■ **BRIEF**:
Retype the full set of records. Keep every character identical.

■ **INFORMATION SHOWN**:
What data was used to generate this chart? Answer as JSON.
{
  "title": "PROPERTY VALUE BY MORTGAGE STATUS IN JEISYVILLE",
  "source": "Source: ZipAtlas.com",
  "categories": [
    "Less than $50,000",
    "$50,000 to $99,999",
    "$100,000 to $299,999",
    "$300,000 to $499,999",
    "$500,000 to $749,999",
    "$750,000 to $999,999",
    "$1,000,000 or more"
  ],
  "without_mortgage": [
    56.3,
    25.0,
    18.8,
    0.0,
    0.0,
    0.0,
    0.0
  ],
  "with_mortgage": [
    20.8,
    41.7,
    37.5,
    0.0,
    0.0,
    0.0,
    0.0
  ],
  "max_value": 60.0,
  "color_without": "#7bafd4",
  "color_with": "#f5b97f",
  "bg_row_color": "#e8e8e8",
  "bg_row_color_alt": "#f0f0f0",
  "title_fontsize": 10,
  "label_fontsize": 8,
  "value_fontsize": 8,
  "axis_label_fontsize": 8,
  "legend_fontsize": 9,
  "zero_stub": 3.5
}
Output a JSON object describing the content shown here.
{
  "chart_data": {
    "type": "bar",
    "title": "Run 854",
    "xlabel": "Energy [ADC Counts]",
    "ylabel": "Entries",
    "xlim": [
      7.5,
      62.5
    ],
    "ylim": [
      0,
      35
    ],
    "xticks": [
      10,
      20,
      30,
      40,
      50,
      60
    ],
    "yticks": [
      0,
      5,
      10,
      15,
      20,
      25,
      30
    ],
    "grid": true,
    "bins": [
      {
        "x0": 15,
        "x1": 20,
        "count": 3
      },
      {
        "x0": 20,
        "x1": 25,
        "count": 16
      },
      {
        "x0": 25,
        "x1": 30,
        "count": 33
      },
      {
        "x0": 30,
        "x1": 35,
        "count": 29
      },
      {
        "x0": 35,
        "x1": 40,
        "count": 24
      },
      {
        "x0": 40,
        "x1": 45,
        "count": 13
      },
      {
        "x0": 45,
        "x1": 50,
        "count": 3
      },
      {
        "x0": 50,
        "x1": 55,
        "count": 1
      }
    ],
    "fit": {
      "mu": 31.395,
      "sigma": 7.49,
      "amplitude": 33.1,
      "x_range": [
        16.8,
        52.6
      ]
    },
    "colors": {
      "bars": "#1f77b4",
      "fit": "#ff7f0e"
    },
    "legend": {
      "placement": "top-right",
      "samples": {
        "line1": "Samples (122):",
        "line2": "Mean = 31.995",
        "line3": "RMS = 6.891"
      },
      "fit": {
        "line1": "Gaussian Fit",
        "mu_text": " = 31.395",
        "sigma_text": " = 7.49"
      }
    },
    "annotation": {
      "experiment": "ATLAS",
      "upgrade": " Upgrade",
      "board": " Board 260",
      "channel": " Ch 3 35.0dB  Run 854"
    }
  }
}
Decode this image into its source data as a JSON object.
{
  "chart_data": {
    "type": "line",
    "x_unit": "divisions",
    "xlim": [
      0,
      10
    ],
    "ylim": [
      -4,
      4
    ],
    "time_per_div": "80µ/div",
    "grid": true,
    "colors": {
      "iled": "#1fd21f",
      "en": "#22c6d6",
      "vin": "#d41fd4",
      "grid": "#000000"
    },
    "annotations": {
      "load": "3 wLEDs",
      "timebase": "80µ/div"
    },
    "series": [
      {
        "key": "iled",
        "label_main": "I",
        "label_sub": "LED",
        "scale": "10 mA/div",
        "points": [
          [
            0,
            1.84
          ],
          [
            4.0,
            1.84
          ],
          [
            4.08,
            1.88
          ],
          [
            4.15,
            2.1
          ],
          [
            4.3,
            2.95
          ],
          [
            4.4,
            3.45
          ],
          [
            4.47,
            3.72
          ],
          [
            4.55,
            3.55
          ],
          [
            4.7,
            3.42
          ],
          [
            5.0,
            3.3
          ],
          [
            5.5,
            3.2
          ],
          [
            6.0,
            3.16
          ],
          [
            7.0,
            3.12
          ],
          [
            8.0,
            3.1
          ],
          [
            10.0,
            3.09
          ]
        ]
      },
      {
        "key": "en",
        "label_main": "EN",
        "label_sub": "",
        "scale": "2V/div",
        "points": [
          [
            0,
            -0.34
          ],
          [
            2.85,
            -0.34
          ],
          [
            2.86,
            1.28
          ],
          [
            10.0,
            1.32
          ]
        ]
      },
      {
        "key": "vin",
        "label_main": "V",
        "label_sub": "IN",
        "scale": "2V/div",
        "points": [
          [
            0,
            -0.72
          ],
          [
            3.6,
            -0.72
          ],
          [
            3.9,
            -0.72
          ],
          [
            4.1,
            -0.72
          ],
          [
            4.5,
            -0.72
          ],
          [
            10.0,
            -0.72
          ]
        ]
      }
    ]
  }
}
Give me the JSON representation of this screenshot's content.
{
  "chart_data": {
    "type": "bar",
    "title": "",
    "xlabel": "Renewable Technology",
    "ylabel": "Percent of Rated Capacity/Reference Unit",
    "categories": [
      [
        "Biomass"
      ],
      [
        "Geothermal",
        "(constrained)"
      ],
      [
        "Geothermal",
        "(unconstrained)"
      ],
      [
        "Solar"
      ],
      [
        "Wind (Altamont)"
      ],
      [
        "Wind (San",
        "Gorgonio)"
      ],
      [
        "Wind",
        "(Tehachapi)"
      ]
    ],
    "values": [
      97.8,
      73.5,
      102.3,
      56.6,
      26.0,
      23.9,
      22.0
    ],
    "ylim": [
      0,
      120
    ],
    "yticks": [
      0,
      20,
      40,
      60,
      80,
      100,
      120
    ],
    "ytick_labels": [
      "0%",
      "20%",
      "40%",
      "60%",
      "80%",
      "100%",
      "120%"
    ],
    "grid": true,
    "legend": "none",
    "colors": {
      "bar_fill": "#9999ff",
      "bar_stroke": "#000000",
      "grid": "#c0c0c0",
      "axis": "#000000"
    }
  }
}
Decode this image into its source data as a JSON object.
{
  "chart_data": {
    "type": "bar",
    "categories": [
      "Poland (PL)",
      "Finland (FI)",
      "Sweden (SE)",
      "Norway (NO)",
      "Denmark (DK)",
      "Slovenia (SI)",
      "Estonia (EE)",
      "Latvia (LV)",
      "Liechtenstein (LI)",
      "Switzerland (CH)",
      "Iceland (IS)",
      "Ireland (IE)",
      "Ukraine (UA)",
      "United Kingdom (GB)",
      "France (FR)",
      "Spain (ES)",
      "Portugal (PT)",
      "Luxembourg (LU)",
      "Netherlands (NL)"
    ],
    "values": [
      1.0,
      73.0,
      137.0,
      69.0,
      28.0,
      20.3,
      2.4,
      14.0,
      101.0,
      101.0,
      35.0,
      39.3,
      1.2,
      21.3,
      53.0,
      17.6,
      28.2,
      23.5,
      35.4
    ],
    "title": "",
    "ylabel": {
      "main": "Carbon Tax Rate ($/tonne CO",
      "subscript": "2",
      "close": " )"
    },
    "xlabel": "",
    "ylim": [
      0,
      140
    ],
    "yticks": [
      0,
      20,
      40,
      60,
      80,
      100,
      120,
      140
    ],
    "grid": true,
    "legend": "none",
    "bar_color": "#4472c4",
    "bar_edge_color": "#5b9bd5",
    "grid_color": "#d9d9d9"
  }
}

■ **FINISHED ANSWER**:
What data was used to generate this chart? Answer as JSON.
{
  "title": "PROPERTY VALUE BY MORTGAGE STATUS IN JEISYVILLE",
  "source": "Source: ZipAtlas.com",
  "categories": [
    "Less than $50,000",
    "$50,000 to $99,999",
    "$100,000 to $299,999",
    "$300,000 to $499,999",
    "$500,000 to $749,999",
    "$750,000 to $999,999",
    "$1,000,000 or more"
  ],
  "without_mortgage": [
    56.3,
    25.0,
    18.8,
    0.0,
    0.0,
    0.0,
    0.0
  ],
  "with_mortgage": [
    20.8,
    41.7,
    37.5,
    0.0,
    0.0,
    0.0,
    0.0
  ],
  "max_value": 60.0,
  "color_without": "#7bafd4",
  "color_with": "#f5b97f",
  "bg_row_color": "#e8e8e8",
  "bg_row_color_alt": "#f0f0f0",
  "title_fontsize": 10,
  "label_fontsize": 8,
  "value_fontsize": 8,
  "axis_label_fontsize": 8,
  "legend_fontsize": 9,
  "zero_stub": 3.5
}
Output a JSON object describing the content shown here.
{
  "chart_data": {
    "type": "bar",
    "title": "Run 854",
    "xlabel": "Energy [ADC Counts]",
    "ylabel": "Entries",
    "xlim": [
      7.5,
      62.5
    ],
    "ylim": [
      0,
      35
    ],
    "xticks": [
      10,
      20,
      30,
      40,
      50,
      60
    ],
    "yticks": [
      0,
      5,
      10,
      15,
      20,
      25,
      30
    ],
    "grid": true,
    "bins": [
      {
        "x0": 15,
        "x1": 20,
        "count": 3
      },
      {
        "x0": 20,
        "x1": 25,
        "count": 16
      },
      {
        "x0": 25,
        "x1": 30,
        "count": 33
      },
      {
        "x0": 30,
        "x1": 35,
        "count": 29
      },
      {
        "x0": 35,
        "x1": 40,
        "count": 24
      },
      {
        "x0": 40,
        "x1": 45,
        "count": 13
      },
      {
        "x0": 45,
        "x1": 50,
        "count": 3
      },
      {
        "x0": 50,
        "x1": 55,
        "count": 1
      }
    ],
    "fit": {
      "mu": 31.395,
      "sigma": 7.49,
      "amplitude": 33.1,
      "x_range": [
        16.8,
        52.6
      ]
    },
    "colors": {
      "bars": "#1f77b4",
      "fit": "#ff7f0e"
    },
    "legend": {
      "placement": "top-right",
      "samples": {
        "line1": "Samples (122):",
        "line2": "Mean = 31.995",
        "line3": "RMS = 6.891"
      },
      "fit": {
        "line1": "Gaussian Fit",
        "mu_text": " = 31.395",
        "sigma_text": " = 7.49"
      }
    },
    "annotation": {
      "experiment": "ATLAS",
      "upgrade": " Upgrade",
      "board": " Board 260",
      "channel": " Ch 3 35.0dB  Run 854"
    }
  }
}
Decode this image into its source data as a JSON object.
{
  "chart_data": {
    "type": "line",
    "x_unit": "divisions",
    "xlim": [
      0,
      10
    ],
    "ylim": [
      -4,
      4
    ],
    "time_per_div": "80µ/div",
    "grid": true,
    "colors": {
      "iled": "#1fd21f",
      "en": "#22c6d6",
      "vin": "#d41fd4",
      "grid": "#000000"
    },
    "annotations": {
      "load": "3 wLEDs",
      "timebase": "80µ/div"
    },
    "series": [
      {
        "key": "iled",
        "label_main": "I",
        "label_sub": "LED",
        "scale": "10 mA/div",
        "points": [
          [
            0,
            1.84
          ],
          [
            4.0,
            1.84
          ],
          [
            4.08,
            1.88
          ],
          [
            4.15,
            2.1
          ],
          [
            4.3,
            2.95
          ],
          [
            4.4,
            3.45
          ],
          [
            4.47,
            3.72
          ],
          [
            4.55,
            3.55
          ],
          [
            4.7,
            3.42
          ],
          [
            5.0,
            3.3
          ],
          [
            5.5,
            3.2
          ],
          [
            6.0,
            3.16
          ],
          [
            7.0,
            3.12
          ],
          [
            8.0,
            3.1
          ],
          [
            10.0,
            3.09
          ]
        ]
      },
      {
        "key": "en",
        "label_main": "EN",
        "label_sub": "",
        "scale": "2V/div",
        "points": [
          [
            0,
            -0.34
          ],
          [
            2.85,
            -0.34
          ],
          [
            2.86,
            1.28
          ],
          [
            10.0,
            1.32
          ]
        ]
      },
      {
        "key": "vin",
        "label_main": "V",
        "label_sub": "IN",
        "scale": "2V/div",
        "points": [
          [
            0,
            -0.72
          ],
          [
            3.6,
            -0.72
          ],
          [
            3.9,
            -0.72
          ],
          [
            4.1,
            -0.72
          ],
          [
            4.5,
            -0.72
          ],
          [
            10.0,
            -0.72
          ]
        ]
      }
    ]
  }
}
Give me the JSON representation of this screenshot's content.
{
  "chart_data": {
    "type": "bar",
    "title": "",
    "xlabel": "Renewable Technology",
    "ylabel": "Percent of Rated Capacity/Reference Unit",
    "categories": [
      [
        "Biomass"
      ],
      [
        "Geothermal",
        "(constrained)"
      ],
      [
        "Geothermal",
        "(unconstrained)"
      ],
      [
        "Solar"
      ],
      [
        "Wind (Altamont)"
      ],
      [
        "Wind (San",
        "Gorgonio)"
      ],
      [
        "Wind",
        "(Tehachapi)"
      ]
    ],
    "values": [
      97.8,
      73.5,
      102.3,
      56.6,
      26.0,
      23.9,
      22.0
    ],
    "ylim": [
      0,
      120
    ],
    "yticks": [
      0,
      20,
      40,
      60,
      80,
      100,
      120
    ],
    "ytick_labels": [
      "0%",
      "20%",
      "40%",
      "60%",
      "80%",
      "100%",
      "120%"
    ],
    "grid": true,
    "legend": "none",
    "colors": {
      "bar_fill": "#9999ff",
      "bar_stroke": "#000000",
      "grid": "#c0c0c0",
      "axis": "#000000"
    }
  }
}
Decode this image into its source data as a JSON object.
{
  "chart_data": {
    "type": "bar",
    "categories": [
      "Poland (PL)",
      "Finland (FI)",
      "Sweden (SE)",
      "Norway (NO)",
      "Denmark (DK)",
      "Slovenia (SI)",
      "Estonia (EE)",
      "Latvia (LV)",
      "Liechtenstein (LI)",
      "Switzerland (CH)",
      "Iceland (IS)",
      "Ireland (IE)",
      "Ukraine (UA)",
      "United Kingdom (GB)",
      "France (FR)",
      "Spain (ES)",
      "Portugal (PT)",
      "Luxembourg (LU)",
      "Netherlands (NL)"
    ],
    "values": [
      1.0,
      73.0,
      137.0,
      69.0,
      28.0,
      20.3,
      2.4,
      14.0,
      101.0,
      101.0,
      35.0,
      39.3,
      1.2,
      21.3,
      53.0,
      17.6,
      28.2,
      23.5,
      35.4
    ],
    "title": "",
    "ylabel": {
      "main": "Carbon Tax Rate ($/tonne CO",
      "subscript": "2",
      "close": " )"
    },
    "xlabel": "",
    "ylim": [
      0,
      140
    ],
    "yticks": [
      0,
      20,
      40,
      60,
      80,
      100,
      120,
      140
    ],
    "grid": true,
    "legend": "none",
    "bar_color": "#4472c4",
    "bar_edge_color": "#5b9bd5",
    "grid_color": "#d9d9d9"
  }
}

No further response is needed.